Challenge:
Lines containing "Decimal" are to be counted. Give the number and nothing more.

Information shown:
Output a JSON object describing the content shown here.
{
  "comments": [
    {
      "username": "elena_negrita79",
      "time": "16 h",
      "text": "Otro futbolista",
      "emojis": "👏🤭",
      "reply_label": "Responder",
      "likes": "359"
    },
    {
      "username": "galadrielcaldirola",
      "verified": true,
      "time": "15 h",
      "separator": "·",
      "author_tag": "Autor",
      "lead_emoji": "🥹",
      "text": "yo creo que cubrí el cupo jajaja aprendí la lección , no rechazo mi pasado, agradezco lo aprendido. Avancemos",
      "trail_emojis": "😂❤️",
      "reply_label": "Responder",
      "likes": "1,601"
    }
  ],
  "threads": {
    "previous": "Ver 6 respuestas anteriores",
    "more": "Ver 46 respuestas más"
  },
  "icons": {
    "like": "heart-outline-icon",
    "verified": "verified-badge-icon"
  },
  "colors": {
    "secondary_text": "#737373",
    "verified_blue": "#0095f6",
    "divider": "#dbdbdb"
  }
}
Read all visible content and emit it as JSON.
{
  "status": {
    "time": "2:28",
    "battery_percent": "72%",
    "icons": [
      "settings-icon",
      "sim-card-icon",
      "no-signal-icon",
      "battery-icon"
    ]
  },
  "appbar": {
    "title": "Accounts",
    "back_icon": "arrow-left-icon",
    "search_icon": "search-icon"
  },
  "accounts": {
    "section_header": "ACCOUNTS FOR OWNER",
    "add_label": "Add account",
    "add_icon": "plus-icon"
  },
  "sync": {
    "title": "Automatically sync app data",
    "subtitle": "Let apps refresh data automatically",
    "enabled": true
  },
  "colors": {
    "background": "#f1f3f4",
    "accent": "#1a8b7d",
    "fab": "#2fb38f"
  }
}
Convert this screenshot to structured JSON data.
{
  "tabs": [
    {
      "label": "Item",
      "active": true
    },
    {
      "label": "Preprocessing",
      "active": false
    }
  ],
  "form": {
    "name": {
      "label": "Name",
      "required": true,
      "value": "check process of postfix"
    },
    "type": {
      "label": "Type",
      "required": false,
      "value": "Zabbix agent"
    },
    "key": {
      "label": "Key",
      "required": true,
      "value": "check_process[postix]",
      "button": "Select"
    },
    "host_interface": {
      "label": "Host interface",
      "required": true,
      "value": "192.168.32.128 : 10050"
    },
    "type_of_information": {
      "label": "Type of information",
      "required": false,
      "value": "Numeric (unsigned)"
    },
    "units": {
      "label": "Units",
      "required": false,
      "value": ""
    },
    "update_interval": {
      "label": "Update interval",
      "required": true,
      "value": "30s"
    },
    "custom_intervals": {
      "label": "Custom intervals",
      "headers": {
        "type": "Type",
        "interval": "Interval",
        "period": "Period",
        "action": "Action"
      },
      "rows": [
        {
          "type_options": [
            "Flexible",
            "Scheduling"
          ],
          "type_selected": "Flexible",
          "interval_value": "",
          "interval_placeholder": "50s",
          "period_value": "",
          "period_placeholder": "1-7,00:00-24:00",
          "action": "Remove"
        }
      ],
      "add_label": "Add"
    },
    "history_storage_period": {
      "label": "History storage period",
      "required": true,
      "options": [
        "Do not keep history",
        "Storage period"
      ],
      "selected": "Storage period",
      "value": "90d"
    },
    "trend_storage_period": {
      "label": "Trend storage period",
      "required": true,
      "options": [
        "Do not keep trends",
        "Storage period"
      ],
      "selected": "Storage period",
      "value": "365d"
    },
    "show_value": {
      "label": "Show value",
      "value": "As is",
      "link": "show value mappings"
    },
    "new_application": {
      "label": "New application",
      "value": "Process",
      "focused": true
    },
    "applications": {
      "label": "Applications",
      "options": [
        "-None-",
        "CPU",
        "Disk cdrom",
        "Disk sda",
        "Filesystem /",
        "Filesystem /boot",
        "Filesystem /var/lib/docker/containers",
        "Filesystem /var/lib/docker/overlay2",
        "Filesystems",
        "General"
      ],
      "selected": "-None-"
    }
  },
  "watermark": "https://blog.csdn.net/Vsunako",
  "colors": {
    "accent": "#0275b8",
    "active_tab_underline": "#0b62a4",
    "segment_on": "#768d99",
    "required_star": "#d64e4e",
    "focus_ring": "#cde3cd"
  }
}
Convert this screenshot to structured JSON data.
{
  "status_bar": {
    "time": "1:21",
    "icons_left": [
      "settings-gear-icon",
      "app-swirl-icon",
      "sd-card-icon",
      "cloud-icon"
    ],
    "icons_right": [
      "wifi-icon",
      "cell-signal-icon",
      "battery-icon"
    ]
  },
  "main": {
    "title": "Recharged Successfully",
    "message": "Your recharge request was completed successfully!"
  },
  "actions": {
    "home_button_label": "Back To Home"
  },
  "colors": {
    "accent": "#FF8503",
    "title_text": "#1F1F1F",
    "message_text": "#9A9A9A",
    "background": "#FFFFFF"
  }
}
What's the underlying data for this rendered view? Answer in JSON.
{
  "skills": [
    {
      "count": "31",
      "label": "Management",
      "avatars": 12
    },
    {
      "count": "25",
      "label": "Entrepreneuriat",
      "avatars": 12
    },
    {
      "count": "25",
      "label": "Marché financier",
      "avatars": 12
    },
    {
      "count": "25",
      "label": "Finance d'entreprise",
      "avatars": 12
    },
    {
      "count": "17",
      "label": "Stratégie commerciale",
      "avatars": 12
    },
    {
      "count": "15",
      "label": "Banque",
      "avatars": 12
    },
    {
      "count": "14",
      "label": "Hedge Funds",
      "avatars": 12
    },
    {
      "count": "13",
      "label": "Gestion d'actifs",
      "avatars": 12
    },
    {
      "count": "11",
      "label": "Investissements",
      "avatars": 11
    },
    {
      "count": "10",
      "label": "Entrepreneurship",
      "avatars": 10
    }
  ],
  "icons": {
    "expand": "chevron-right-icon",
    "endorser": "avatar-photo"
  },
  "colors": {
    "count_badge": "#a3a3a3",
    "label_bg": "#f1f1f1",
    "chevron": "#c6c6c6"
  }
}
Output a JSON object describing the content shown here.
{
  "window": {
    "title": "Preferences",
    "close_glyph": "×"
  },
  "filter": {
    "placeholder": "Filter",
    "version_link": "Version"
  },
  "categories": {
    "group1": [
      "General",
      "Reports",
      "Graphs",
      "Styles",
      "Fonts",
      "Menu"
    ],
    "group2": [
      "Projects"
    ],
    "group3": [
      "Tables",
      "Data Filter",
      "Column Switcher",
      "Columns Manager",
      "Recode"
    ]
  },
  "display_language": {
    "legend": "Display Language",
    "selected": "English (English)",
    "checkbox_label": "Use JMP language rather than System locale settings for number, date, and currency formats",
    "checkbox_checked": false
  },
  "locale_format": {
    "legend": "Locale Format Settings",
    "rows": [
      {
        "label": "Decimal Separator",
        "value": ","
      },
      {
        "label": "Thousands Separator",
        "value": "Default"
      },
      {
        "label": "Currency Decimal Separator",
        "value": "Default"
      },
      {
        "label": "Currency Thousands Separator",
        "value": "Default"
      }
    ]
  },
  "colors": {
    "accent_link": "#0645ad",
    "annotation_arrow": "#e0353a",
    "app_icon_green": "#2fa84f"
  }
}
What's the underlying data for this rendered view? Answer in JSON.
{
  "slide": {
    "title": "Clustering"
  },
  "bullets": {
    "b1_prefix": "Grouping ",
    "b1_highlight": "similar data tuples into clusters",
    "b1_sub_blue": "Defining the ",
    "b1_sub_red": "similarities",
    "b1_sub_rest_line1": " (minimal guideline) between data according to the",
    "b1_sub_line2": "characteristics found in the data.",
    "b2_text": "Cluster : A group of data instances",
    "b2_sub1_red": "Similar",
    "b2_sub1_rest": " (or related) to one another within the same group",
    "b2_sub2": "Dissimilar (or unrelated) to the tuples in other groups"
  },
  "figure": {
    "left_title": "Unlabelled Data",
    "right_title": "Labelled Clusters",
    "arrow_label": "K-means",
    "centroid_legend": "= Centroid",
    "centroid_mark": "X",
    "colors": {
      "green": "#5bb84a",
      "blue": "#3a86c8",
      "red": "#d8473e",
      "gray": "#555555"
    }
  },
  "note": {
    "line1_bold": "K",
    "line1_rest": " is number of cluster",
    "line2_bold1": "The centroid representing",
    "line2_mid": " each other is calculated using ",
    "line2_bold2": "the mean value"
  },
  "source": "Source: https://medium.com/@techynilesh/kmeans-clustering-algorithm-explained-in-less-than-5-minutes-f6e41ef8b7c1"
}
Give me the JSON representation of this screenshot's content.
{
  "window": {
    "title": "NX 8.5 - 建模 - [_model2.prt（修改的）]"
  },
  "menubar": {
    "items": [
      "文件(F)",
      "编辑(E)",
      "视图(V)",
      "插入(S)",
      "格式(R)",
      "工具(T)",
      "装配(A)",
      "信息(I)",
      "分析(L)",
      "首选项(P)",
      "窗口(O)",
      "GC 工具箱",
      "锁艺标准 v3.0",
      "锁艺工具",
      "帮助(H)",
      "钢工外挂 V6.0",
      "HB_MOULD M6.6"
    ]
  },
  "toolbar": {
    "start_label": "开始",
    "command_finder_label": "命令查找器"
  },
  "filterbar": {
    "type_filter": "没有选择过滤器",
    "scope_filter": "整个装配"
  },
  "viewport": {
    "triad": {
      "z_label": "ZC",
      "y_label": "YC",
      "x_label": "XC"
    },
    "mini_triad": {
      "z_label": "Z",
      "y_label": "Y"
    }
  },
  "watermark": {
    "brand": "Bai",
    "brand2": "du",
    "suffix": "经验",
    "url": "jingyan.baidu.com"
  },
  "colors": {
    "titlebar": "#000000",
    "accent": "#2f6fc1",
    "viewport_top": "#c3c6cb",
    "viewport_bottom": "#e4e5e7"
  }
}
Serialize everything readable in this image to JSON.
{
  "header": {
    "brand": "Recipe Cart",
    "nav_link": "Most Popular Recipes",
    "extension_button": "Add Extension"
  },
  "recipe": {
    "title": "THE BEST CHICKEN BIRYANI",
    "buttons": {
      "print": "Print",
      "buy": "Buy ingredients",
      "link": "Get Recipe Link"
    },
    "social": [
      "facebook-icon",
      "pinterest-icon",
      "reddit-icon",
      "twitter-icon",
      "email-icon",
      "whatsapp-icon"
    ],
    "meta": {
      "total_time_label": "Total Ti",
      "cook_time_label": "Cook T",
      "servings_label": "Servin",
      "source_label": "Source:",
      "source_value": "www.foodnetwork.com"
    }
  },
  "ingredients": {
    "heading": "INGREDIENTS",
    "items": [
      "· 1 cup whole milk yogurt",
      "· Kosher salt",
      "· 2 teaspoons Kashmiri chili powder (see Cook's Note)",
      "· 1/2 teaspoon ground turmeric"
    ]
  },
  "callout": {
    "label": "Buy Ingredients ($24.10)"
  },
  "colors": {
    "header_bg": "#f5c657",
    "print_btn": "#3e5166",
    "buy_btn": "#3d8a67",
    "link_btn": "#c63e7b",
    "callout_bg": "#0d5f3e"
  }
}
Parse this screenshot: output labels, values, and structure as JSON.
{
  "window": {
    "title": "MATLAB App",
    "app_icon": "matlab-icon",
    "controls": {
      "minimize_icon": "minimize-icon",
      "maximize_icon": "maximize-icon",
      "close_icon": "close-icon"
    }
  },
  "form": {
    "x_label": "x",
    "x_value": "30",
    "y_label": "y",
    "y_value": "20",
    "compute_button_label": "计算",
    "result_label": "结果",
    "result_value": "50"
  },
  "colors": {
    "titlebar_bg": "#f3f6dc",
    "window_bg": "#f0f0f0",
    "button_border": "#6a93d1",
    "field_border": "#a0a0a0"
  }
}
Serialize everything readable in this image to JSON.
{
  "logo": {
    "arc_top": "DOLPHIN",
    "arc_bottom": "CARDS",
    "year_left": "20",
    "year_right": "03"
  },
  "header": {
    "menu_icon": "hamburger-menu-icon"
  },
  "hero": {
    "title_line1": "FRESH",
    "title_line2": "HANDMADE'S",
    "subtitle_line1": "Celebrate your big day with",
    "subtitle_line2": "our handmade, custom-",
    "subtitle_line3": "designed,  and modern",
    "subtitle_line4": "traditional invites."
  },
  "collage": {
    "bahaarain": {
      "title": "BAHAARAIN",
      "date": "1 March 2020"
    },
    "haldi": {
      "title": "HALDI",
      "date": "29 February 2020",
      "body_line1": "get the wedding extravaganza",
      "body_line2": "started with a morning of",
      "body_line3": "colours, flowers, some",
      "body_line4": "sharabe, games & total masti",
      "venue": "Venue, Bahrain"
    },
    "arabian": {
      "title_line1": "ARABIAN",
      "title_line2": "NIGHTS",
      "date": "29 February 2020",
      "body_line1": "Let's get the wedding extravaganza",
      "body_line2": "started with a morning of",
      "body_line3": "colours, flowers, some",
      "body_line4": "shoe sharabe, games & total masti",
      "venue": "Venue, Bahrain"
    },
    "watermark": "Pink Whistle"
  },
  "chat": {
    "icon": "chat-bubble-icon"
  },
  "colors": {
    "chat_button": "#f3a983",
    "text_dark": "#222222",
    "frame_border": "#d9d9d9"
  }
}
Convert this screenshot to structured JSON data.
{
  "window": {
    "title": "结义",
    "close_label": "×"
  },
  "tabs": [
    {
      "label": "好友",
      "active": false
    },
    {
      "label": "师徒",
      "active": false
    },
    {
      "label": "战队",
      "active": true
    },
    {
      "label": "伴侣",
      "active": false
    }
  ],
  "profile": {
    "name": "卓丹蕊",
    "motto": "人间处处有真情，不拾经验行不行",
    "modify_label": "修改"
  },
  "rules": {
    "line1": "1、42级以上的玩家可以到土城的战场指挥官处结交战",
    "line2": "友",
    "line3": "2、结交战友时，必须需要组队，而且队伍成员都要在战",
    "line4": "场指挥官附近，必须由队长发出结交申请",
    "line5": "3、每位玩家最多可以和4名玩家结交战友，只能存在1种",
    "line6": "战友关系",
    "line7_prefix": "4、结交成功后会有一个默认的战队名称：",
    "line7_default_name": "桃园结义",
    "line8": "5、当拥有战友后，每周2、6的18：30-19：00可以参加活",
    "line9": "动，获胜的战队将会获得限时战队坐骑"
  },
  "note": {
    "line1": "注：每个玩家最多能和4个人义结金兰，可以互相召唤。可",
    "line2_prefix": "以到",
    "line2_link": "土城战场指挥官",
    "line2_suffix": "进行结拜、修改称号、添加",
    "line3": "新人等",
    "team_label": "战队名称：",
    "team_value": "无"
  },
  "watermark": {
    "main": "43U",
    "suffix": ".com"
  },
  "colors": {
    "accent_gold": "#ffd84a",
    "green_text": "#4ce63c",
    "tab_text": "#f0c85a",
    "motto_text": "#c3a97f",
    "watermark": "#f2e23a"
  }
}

Task response:
2